** start DATA **

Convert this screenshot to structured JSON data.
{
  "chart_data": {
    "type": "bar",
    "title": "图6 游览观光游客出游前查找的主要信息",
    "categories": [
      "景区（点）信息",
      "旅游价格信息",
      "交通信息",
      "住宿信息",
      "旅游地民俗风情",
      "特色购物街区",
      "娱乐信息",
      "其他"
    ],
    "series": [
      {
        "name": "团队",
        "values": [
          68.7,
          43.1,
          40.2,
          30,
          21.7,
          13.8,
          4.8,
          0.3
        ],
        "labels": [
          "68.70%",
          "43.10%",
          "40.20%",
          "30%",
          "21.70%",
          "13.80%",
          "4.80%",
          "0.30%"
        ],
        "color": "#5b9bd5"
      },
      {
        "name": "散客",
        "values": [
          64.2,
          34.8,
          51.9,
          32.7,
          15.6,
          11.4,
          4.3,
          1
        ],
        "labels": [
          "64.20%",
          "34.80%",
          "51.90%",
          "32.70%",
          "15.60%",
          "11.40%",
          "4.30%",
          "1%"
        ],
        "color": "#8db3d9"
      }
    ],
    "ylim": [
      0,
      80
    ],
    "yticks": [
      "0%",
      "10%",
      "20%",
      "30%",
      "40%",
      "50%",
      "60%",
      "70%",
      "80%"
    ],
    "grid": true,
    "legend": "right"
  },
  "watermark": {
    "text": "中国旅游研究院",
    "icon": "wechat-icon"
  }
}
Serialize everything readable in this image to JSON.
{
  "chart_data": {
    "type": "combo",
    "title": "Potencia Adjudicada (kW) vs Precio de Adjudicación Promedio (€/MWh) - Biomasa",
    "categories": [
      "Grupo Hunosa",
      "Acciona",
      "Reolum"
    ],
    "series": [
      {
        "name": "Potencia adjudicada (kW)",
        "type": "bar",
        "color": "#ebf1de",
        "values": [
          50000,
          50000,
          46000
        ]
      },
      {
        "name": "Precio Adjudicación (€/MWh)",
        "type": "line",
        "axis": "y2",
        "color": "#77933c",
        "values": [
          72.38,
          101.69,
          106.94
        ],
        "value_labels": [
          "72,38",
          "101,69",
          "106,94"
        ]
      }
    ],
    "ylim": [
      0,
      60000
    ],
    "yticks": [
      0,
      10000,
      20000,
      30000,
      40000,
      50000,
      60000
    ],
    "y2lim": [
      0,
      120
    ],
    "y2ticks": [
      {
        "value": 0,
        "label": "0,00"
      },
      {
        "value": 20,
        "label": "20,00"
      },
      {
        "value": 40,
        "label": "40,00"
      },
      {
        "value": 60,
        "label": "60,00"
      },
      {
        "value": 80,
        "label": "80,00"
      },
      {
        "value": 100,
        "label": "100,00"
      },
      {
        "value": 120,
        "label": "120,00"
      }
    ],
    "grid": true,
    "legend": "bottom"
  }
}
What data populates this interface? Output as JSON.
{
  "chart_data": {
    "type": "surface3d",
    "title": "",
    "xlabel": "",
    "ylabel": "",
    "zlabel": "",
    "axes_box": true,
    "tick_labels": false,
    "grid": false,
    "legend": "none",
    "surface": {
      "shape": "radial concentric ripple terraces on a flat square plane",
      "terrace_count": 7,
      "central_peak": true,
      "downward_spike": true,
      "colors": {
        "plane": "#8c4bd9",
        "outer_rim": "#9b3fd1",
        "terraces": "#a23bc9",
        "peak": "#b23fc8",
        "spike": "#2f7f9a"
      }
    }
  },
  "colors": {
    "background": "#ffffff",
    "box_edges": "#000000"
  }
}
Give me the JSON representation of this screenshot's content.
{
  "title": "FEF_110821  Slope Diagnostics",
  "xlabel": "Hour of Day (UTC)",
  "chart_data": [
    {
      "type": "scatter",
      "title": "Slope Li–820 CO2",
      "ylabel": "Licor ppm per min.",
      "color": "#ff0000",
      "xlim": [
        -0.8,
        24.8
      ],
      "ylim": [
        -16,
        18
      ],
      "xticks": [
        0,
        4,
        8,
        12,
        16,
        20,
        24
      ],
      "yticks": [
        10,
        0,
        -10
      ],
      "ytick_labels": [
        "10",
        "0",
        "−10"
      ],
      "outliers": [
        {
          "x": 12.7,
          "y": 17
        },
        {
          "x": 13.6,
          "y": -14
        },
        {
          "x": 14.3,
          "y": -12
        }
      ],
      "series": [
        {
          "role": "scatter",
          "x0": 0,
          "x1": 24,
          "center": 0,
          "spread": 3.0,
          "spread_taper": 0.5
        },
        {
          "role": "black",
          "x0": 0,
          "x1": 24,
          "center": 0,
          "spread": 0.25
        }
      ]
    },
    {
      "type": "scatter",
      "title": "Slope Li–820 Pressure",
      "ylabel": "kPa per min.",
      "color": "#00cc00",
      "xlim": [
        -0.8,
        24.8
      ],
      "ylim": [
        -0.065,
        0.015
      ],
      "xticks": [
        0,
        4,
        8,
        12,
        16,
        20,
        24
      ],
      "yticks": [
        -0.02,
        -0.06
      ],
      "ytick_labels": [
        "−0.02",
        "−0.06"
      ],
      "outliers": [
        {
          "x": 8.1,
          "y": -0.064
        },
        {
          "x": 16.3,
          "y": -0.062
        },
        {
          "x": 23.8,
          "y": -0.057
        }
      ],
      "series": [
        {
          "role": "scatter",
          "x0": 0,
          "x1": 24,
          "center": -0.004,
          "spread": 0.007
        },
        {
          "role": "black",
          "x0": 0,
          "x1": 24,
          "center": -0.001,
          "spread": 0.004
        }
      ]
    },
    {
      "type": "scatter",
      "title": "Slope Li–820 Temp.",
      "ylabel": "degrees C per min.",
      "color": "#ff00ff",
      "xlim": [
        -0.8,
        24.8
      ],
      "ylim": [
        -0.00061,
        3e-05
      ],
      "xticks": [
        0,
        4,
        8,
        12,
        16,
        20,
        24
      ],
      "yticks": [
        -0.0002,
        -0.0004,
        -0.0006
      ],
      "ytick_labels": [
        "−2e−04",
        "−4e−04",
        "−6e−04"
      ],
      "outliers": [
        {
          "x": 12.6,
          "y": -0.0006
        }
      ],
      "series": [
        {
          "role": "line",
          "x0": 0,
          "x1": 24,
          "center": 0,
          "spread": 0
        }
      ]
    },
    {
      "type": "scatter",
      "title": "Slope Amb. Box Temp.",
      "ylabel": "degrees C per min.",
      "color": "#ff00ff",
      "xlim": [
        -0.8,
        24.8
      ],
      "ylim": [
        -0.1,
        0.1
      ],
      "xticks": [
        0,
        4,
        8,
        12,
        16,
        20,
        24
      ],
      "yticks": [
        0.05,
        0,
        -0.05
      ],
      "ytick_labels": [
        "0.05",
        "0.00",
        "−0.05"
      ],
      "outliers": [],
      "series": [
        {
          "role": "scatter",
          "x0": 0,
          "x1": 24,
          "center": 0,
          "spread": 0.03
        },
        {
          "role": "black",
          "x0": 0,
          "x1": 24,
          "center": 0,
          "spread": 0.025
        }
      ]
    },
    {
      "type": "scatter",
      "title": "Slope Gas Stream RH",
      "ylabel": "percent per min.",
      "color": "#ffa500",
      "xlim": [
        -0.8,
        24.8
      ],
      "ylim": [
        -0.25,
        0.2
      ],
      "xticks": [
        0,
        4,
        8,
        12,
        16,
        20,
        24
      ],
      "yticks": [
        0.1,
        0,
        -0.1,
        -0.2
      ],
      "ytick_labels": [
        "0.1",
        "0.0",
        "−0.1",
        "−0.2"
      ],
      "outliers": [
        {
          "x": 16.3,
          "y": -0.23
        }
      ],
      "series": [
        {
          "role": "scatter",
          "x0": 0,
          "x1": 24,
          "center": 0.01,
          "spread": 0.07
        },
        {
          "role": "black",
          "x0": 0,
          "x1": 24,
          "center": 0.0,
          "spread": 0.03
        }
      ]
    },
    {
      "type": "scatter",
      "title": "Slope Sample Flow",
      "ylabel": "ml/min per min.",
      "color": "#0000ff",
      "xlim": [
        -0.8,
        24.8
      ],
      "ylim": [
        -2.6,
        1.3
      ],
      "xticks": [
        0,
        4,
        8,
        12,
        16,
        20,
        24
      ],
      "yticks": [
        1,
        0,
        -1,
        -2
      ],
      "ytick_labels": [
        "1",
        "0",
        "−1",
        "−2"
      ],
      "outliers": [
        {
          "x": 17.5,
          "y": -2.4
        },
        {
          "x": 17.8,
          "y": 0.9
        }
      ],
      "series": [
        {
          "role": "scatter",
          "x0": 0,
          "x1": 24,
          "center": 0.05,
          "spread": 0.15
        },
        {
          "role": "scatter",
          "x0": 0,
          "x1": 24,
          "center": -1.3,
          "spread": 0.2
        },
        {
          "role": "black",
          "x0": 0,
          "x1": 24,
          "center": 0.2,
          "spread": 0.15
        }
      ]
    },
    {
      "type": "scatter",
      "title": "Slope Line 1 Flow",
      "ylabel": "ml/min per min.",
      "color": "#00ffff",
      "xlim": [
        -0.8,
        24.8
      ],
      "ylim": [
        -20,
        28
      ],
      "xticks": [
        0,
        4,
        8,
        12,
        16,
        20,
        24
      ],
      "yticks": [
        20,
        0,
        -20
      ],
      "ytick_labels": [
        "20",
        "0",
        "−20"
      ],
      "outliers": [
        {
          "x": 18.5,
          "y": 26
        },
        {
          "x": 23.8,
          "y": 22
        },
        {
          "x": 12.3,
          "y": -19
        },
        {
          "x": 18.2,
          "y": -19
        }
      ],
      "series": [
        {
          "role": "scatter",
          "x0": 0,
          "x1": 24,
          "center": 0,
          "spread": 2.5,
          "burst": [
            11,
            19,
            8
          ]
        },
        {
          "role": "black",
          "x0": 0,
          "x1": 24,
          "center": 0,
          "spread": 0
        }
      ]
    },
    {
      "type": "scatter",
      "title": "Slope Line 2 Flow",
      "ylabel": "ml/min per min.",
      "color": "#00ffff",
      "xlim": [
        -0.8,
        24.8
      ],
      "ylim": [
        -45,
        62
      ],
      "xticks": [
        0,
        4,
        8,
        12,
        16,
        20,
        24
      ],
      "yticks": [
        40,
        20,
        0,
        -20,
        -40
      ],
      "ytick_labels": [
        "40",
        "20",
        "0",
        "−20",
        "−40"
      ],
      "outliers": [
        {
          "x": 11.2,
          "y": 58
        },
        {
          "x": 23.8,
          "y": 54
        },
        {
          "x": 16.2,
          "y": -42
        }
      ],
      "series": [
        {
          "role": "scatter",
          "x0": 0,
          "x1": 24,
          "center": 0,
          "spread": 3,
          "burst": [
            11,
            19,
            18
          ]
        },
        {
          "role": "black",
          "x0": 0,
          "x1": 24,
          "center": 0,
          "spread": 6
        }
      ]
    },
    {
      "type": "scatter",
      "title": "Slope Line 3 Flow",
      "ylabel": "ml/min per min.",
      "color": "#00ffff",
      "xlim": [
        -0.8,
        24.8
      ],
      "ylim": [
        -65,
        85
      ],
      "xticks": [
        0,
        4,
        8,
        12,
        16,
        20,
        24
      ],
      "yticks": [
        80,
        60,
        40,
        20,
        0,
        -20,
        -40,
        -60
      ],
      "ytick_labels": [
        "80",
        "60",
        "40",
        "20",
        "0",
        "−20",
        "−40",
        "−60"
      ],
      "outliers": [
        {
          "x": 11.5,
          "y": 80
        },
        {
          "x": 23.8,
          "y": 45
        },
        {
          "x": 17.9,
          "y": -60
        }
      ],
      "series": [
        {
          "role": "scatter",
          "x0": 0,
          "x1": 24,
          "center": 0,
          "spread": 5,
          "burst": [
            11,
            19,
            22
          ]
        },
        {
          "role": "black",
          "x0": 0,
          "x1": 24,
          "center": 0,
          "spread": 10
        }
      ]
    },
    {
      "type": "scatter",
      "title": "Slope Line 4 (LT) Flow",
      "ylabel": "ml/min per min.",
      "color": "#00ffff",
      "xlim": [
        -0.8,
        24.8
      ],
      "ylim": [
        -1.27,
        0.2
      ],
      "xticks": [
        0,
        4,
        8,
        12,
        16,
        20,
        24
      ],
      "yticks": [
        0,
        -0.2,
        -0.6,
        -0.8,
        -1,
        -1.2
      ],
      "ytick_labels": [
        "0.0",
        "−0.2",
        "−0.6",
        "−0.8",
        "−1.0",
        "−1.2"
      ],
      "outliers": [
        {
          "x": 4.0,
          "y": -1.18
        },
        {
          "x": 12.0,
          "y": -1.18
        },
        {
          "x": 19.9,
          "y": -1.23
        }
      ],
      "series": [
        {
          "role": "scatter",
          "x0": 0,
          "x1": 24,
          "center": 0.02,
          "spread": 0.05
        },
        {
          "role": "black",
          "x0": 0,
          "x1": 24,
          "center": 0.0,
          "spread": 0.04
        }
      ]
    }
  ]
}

** end DATA **

WRITTEN REQUEST: Give the number of lines containing the word "name". No other answer is needed.

THE REPLY: 4